# Work to complete:
Copy the rows below, replacing every "Circle shape" with "Round shape" and leaving everything else unchanged. Leave out the pictures.

# Data lines:
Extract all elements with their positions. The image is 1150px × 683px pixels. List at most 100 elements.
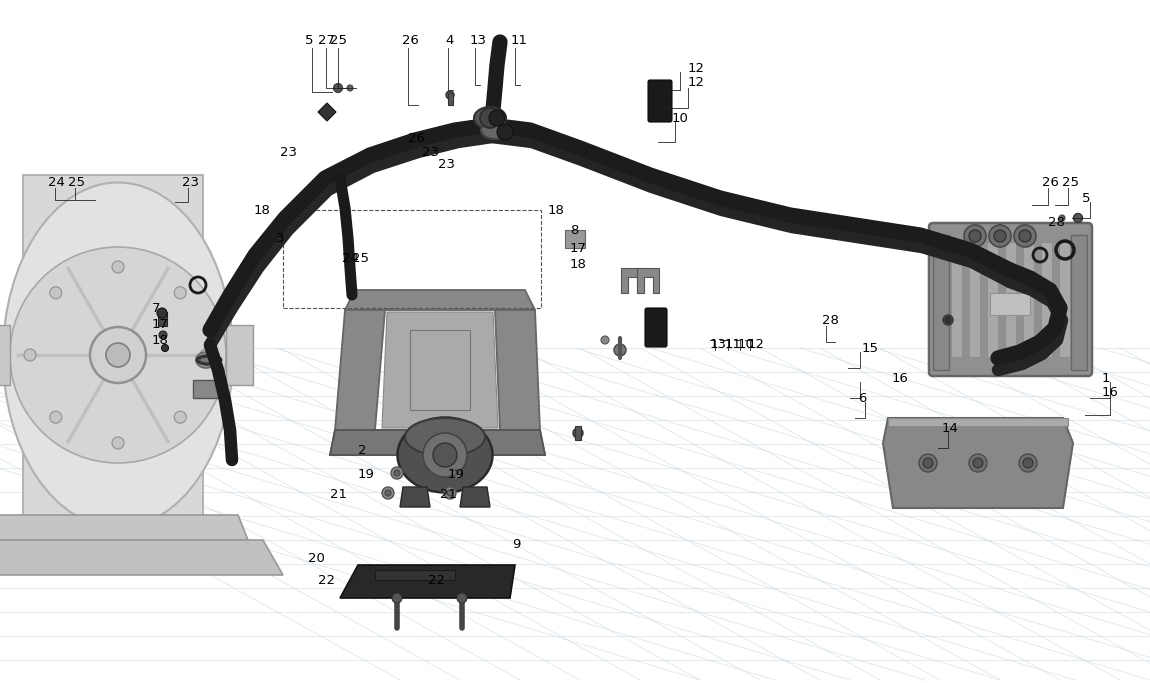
Circle shape: [112, 437, 124, 449]
Bar: [987, 242, 998, 357]
Circle shape: [497, 124, 513, 140]
Ellipse shape: [200, 355, 212, 365]
Text: 27: 27: [319, 33, 335, 46]
Circle shape: [1019, 230, 1032, 242]
Text: 26: 26: [408, 132, 424, 145]
Circle shape: [10, 247, 227, 463]
Text: 28: 28: [822, 313, 838, 326]
Polygon shape: [637, 268, 659, 293]
Circle shape: [923, 458, 933, 468]
Text: 19: 19: [448, 469, 465, 482]
Text: 18: 18: [570, 258, 586, 272]
Text: 24: 24: [48, 176, 64, 189]
Text: 21: 21: [440, 488, 457, 501]
Polygon shape: [565, 230, 585, 248]
Circle shape: [573, 428, 583, 438]
Circle shape: [175, 287, 186, 298]
Polygon shape: [494, 310, 540, 430]
Text: 23: 23: [438, 158, 455, 171]
Text: 26: 26: [1042, 176, 1059, 189]
Text: 12: 12: [688, 61, 705, 74]
Circle shape: [382, 487, 394, 499]
Text: 1: 1: [1102, 372, 1111, 385]
Text: 14: 14: [942, 421, 959, 434]
Polygon shape: [193, 380, 223, 398]
Bar: [969, 242, 980, 357]
Circle shape: [964, 225, 986, 247]
Text: 23: 23: [279, 145, 297, 158]
Text: 18: 18: [549, 204, 565, 217]
Text: 4: 4: [445, 33, 453, 46]
Polygon shape: [340, 565, 515, 598]
Text: 3: 3: [276, 232, 284, 245]
Circle shape: [444, 487, 457, 499]
Circle shape: [434, 443, 457, 467]
Bar: [158, 312, 167, 326]
Polygon shape: [0, 325, 10, 385]
Text: 18: 18: [152, 333, 169, 346]
Circle shape: [347, 85, 353, 91]
Bar: [1041, 242, 1052, 357]
Polygon shape: [330, 430, 545, 455]
Polygon shape: [382, 312, 498, 428]
Text: 13: 13: [470, 33, 486, 46]
Bar: [1005, 242, 1015, 357]
Ellipse shape: [196, 352, 216, 368]
Circle shape: [919, 454, 937, 472]
Circle shape: [385, 490, 391, 496]
Polygon shape: [460, 487, 490, 507]
Polygon shape: [621, 268, 643, 293]
Text: 6: 6: [858, 391, 866, 404]
Circle shape: [90, 327, 146, 383]
Circle shape: [448, 467, 461, 479]
Circle shape: [1019, 454, 1037, 472]
Text: 25: 25: [68, 176, 85, 189]
Circle shape: [112, 261, 124, 273]
Text: 20: 20: [308, 551, 325, 565]
Circle shape: [489, 110, 505, 126]
Ellipse shape: [405, 418, 485, 456]
Polygon shape: [400, 487, 430, 507]
Circle shape: [945, 317, 951, 323]
FancyBboxPatch shape: [647, 80, 672, 122]
Circle shape: [49, 287, 62, 298]
Bar: [933, 235, 949, 370]
Bar: [951, 242, 963, 357]
Text: 22: 22: [319, 574, 335, 587]
Text: 16: 16: [1102, 385, 1119, 398]
Circle shape: [994, 230, 1006, 242]
Text: 8: 8: [570, 223, 578, 236]
Text: 28: 28: [1048, 216, 1065, 229]
Circle shape: [158, 308, 167, 318]
Circle shape: [969, 230, 981, 242]
Text: 23: 23: [182, 176, 199, 189]
Polygon shape: [0, 540, 283, 575]
Bar: [575, 426, 581, 440]
Polygon shape: [330, 430, 545, 455]
Circle shape: [423, 433, 467, 477]
Circle shape: [392, 593, 402, 603]
Circle shape: [943, 315, 953, 325]
Circle shape: [446, 91, 454, 99]
Text: 7: 7: [152, 301, 161, 314]
Text: 2: 2: [358, 443, 367, 456]
Text: 10: 10: [672, 111, 689, 124]
Text: 17: 17: [152, 318, 169, 331]
Circle shape: [452, 470, 458, 476]
Circle shape: [1024, 458, 1033, 468]
Text: 5: 5: [1082, 191, 1090, 204]
Circle shape: [200, 349, 212, 361]
Circle shape: [601, 336, 610, 344]
Circle shape: [457, 593, 467, 603]
Text: 26: 26: [402, 33, 419, 46]
Circle shape: [106, 343, 130, 367]
Circle shape: [24, 349, 36, 361]
Text: 25: 25: [1061, 176, 1079, 189]
Polygon shape: [23, 175, 204, 550]
Text: 21: 21: [330, 488, 347, 501]
Polygon shape: [883, 418, 1073, 508]
Ellipse shape: [474, 107, 506, 129]
Circle shape: [159, 331, 167, 339]
Circle shape: [969, 454, 987, 472]
Circle shape: [161, 344, 169, 352]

# Written answer:
Extract all elements with their positions. The image is 1150px × 683px pixels. List at most 100 elements.
Round shape: [112, 437, 124, 449]
Bar: [987, 242, 998, 357]
Round shape: [497, 124, 513, 140]
Ellipse shape: [200, 355, 212, 365]
Text: 27: 27: [319, 33, 335, 46]
Round shape: [1019, 230, 1032, 242]
Text: 26: 26: [408, 132, 424, 145]
Round shape: [10, 247, 227, 463]
Text: 28: 28: [822, 313, 838, 326]
Polygon shape: [637, 268, 659, 293]
Round shape: [923, 458, 933, 468]
Text: 19: 19: [448, 469, 465, 482]
Text: 18: 18: [570, 258, 586, 272]
Text: 24: 24: [48, 176, 64, 189]
Text: 21: 21: [440, 488, 457, 501]
Polygon shape: [565, 230, 585, 248]
Round shape: [573, 428, 583, 438]
Round shape: [175, 287, 186, 298]
Polygon shape: [494, 310, 540, 430]
Text: 23: 23: [438, 158, 455, 171]
Text: 26: 26: [1042, 176, 1059, 189]
Text: 12: 12: [688, 61, 705, 74]
Round shape: [382, 487, 394, 499]
Text: 1: 1: [1102, 372, 1111, 385]
Text: 14: 14: [942, 421, 959, 434]
Polygon shape: [193, 380, 223, 398]
Bar: [969, 242, 980, 357]
Round shape: [964, 225, 986, 247]
Text: 23: 23: [279, 145, 297, 158]
Text: 18: 18: [549, 204, 565, 217]
Text: 4: 4: [445, 33, 453, 46]
Polygon shape: [340, 565, 515, 598]
Text: 3: 3: [276, 232, 284, 245]
Round shape: [444, 487, 457, 499]
Round shape: [434, 443, 457, 467]
Bar: [158, 312, 167, 326]
Polygon shape: [0, 325, 10, 385]
Text: 18: 18: [152, 333, 169, 346]
Round shape: [347, 85, 353, 91]
Bar: [1041, 242, 1052, 357]
Polygon shape: [330, 430, 545, 455]
Polygon shape: [382, 312, 498, 428]
Text: 13: 13: [470, 33, 486, 46]
Bar: [1005, 242, 1015, 357]
Ellipse shape: [196, 352, 216, 368]
Round shape: [919, 454, 937, 472]
Round shape: [385, 490, 391, 496]
Polygon shape: [460, 487, 490, 507]
Polygon shape: [621, 268, 643, 293]
Text: 6: 6: [858, 391, 866, 404]
Round shape: [90, 327, 146, 383]
Round shape: [448, 467, 461, 479]
Round shape: [1019, 454, 1037, 472]
Text: 25: 25: [68, 176, 85, 189]
Round shape: [112, 261, 124, 273]
Text: 20: 20: [308, 551, 325, 565]
Round shape: [489, 110, 505, 126]
Ellipse shape: [405, 418, 485, 456]
Polygon shape: [400, 487, 430, 507]
Round shape: [945, 317, 951, 323]
FancyBboxPatch shape: [647, 80, 672, 122]
Round shape: [49, 287, 62, 298]
Bar: [933, 235, 949, 370]
Bar: [951, 242, 963, 357]
Text: 22: 22: [319, 574, 335, 587]
Text: 16: 16: [1102, 385, 1119, 398]
Round shape: [994, 230, 1006, 242]
Text: 8: 8: [570, 223, 578, 236]
Text: 28: 28: [1048, 216, 1065, 229]
Round shape: [158, 308, 167, 318]
Round shape: [969, 230, 981, 242]
Text: 23: 23: [182, 176, 199, 189]
Polygon shape: [0, 540, 283, 575]
Bar: [575, 426, 581, 440]
Polygon shape: [330, 430, 545, 455]
Round shape: [423, 433, 467, 477]
Round shape: [392, 593, 402, 603]
Round shape: [943, 315, 953, 325]
Round shape: [446, 91, 454, 99]
Text: 7: 7: [152, 301, 161, 314]
Text: 2: 2: [358, 443, 367, 456]
Text: 10: 10: [672, 111, 689, 124]
Text: 17: 17: [152, 318, 169, 331]
Round shape: [452, 470, 458, 476]
Round shape: [1024, 458, 1033, 468]
Text: 5: 5: [1082, 191, 1090, 204]
Round shape: [200, 349, 212, 361]
Round shape: [601, 336, 610, 344]
Round shape: [457, 593, 467, 603]
Text: 26: 26: [402, 33, 419, 46]
Round shape: [106, 343, 130, 367]
Round shape: [24, 349, 36, 361]
Text: 25: 25: [1061, 176, 1079, 189]
Polygon shape: [23, 175, 204, 550]
Text: 21: 21: [330, 488, 347, 501]
Polygon shape: [883, 418, 1073, 508]
Ellipse shape: [474, 107, 506, 129]
Round shape: [159, 331, 167, 339]
Round shape: [969, 454, 987, 472]
Round shape: [161, 344, 169, 352]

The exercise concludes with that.